INSTRUCTIONS TO FOLLOW: Keep only the lines that hold the string "School", filtering out the rest of the entries below.

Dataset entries

━━━━

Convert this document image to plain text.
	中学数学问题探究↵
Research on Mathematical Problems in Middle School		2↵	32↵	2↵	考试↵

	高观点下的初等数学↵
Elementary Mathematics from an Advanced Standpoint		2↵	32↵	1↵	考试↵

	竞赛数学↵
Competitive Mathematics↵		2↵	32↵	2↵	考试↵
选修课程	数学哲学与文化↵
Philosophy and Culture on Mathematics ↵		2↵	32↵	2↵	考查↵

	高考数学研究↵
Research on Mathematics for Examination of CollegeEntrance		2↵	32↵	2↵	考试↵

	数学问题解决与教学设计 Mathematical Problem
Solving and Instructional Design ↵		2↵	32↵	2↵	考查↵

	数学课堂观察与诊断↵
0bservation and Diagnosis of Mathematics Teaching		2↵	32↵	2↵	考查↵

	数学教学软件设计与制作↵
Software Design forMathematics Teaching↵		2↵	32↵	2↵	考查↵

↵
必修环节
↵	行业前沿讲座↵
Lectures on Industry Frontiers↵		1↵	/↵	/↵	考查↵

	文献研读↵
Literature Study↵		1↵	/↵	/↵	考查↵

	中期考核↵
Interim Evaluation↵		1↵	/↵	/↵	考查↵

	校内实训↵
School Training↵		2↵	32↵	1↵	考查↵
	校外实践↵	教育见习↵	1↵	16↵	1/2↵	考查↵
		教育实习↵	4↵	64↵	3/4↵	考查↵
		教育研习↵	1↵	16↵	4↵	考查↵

━━━━

SOLUTION FOR THIS EXERCISE:
Research on Mathematical Problems in Middle School		2↵	32↵	2↵	考试↵
School Training↵		2↵	32↵	1↵	考查↵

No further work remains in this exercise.